Can you output the material exactly as written, minus any pictures it holds?

◆ **Data records**
━━━━━━━━━━━━━━━━

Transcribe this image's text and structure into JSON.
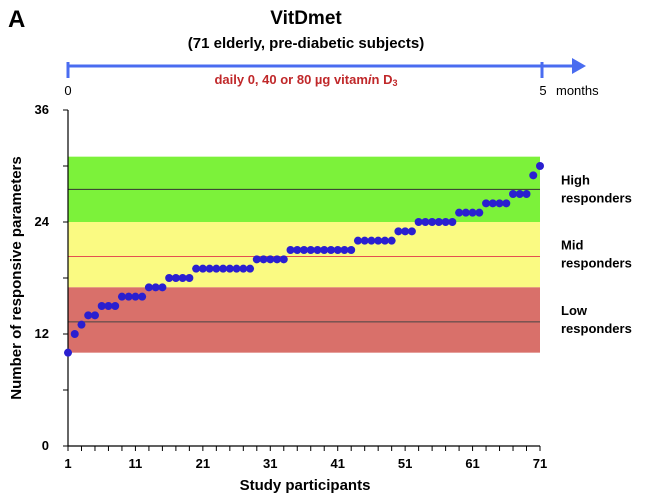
{
  "panel_letter": "A",
  "title": "VitDmet",
  "subtitle": "(71 elderly, pre-diabetic subjects)",
  "timeline": {
    "start_label": "0",
    "end_label": "5",
    "unit_label": "months",
    "treatment_prefix": "daily 0, 40 or 80 µg vitam",
    "treatment_italic": "i",
    "treatment_mid": "n D",
    "treatment_sub": "3",
    "arrow_color": "#4a6cf0",
    "treatment_color": "#c0282a"
  },
  "chart_data": {
    "type": "scatter",
    "xlabel": "Study participants",
    "ylabel": "Number of responsive parameters",
    "xlim": [
      1,
      71
    ],
    "ylim": [
      0,
      36
    ],
    "x_ticks": [
      1,
      11,
      21,
      31,
      41,
      51,
      61,
      71
    ],
    "y_ticks": [
      0,
      12,
      24,
      36
    ],
    "point_color": "#2a1fd0",
    "bands": [
      {
        "name": "high",
        "label_line1": "High",
        "label_line2": "responders",
        "y_from": 24,
        "y_to": 31,
        "line_at": 27.5,
        "fill": "#7cf23a",
        "line_color": "#333333"
      },
      {
        "name": "mid",
        "label_line1": "Mid",
        "label_line2": "responders",
        "y_from": 17,
        "y_to": 24,
        "line_at": 20.3,
        "fill": "#fafa82",
        "line_color": "#e35050"
      },
      {
        "name": "low",
        "label_line1": "Low",
        "label_line2": "responders",
        "y_from": 10,
        "y_to": 17,
        "line_at": 13.3,
        "fill": "#d9706a",
        "line_color": "#444444"
      }
    ],
    "x": [
      1,
      2,
      3,
      4,
      5,
      6,
      7,
      8,
      9,
      10,
      11,
      12,
      13,
      14,
      15,
      16,
      17,
      18,
      19,
      20,
      21,
      22,
      23,
      24,
      25,
      26,
      27,
      28,
      29,
      30,
      31,
      32,
      33,
      34,
      35,
      36,
      37,
      38,
      39,
      40,
      41,
      42,
      43,
      44,
      45,
      46,
      47,
      48,
      49,
      50,
      51,
      52,
      53,
      54,
      55,
      56,
      57,
      58,
      59,
      60,
      61,
      62,
      63,
      64,
      65,
      66,
      67,
      68,
      69,
      70,
      71
    ],
    "y": [
      10,
      12,
      13,
      14,
      14,
      15,
      15,
      15,
      16,
      16,
      16,
      16,
      17,
      17,
      17,
      18,
      18,
      18,
      18,
      19,
      19,
      19,
      19,
      19,
      19,
      19,
      19,
      19,
      20,
      20,
      20,
      20,
      20,
      21,
      21,
      21,
      21,
      21,
      21,
      21,
      21,
      21,
      21,
      22,
      22,
      22,
      22,
      22,
      22,
      23,
      23,
      23,
      24,
      24,
      24,
      24,
      24,
      24,
      25,
      25,
      25,
      25,
      26,
      26,
      26,
      26,
      27,
      27,
      27,
      29,
      30
    ]
  }
}
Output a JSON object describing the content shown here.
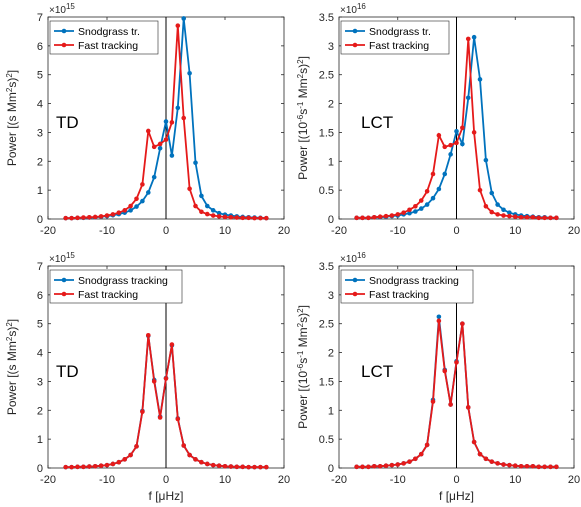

━━━━━━━━━━━━━━━━

◆ **Worked answer**
Transcribe this image's text and structure into JSON.
{
  "panel_letter": "A",
  "title": "VitDmet",
  "subtitle": "(71 elderly, pre-diabetic subjects)",
  "timeline": {
    "start_label": "0",
    "end_label": "5",
    "unit_label": "months",
    "treatment_prefix": "daily 0, 40 or 80 µg vitam",
    "treatment_italic": "i",
    "treatment_mid": "n D",
    "treatment_sub": "3",
    "arrow_color": "#4a6cf0",
    "treatment_color": "#c0282a"
  },
  "chart_data": {
    "type": "scatter",
    "xlabel": "Study participants",
    "ylabel": "Number of responsive parameters",
    "xlim": [
      1,
      71
    ],
    "ylim": [
      0,
      36
    ],
    "x_ticks": [
      1,
      11,
      21,
      31,
      41,
      51,
      61,
      71
    ],
    "y_ticks": [
      0,
      12,
      24,
      36
    ],
    "point_color": "#2a1fd0",
    "bands": [
      {
        "name": "high",
        "label_line1": "High",
        "label_line2": "responders",
        "y_from": 24,
        "y_to": 31,
        "line_at": 27.5,
        "fill": "#7cf23a",
        "line_color": "#333333"
      },
      {
        "name": "mid",
        "label_line1": "Mid",
        "label_line2": "responders",
        "y_from": 17,
        "y_to": 24,
        "line_at": 20.3,
        "fill": "#fafa82",
        "line_color": "#e35050"
      },
      {
        "name": "low",
        "label_line1": "Low",
        "label_line2": "responders",
        "y_from": 10,
        "y_to": 17,
        "line_at": 13.3,
        "fill": "#d9706a",
        "line_color": "#444444"
      }
    ],
    "x": [
      1,
      2,
      3,
      4,
      5,
      6,
      7,
      8,
      9,
      10,
      11,
      12,
      13,
      14,
      15,
      16,
      17,
      18,
      19,
      20,
      21,
      22,
      23,
      24,
      25,
      26,
      27,
      28,
      29,
      30,
      31,
      32,
      33,
      34,
      35,
      36,
      37,
      38,
      39,
      40,
      41,
      42,
      43,
      44,
      45,
      46,
      47,
      48,
      49,
      50,
      51,
      52,
      53,
      54,
      55,
      56,
      57,
      58,
      59,
      60,
      61,
      62,
      63,
      64,
      65,
      66,
      67,
      68,
      69,
      70,
      71
    ],
    "y": [
      10,
      12,
      13,
      14,
      14,
      15,
      15,
      15,
      16,
      16,
      16,
      16,
      17,
      17,
      17,
      18,
      18,
      18,
      18,
      19,
      19,
      19,
      19,
      19,
      19,
      19,
      19,
      19,
      20,
      20,
      20,
      20,
      20,
      21,
      21,
      21,
      21,
      21,
      21,
      21,
      21,
      21,
      21,
      22,
      22,
      22,
      22,
      22,
      22,
      23,
      23,
      23,
      24,
      24,
      24,
      24,
      24,
      24,
      25,
      25,
      25,
      25,
      26,
      26,
      26,
      26,
      27,
      27,
      27,
      29,
      30
    ]
  }
}
Output a JSON object describing the content shown here.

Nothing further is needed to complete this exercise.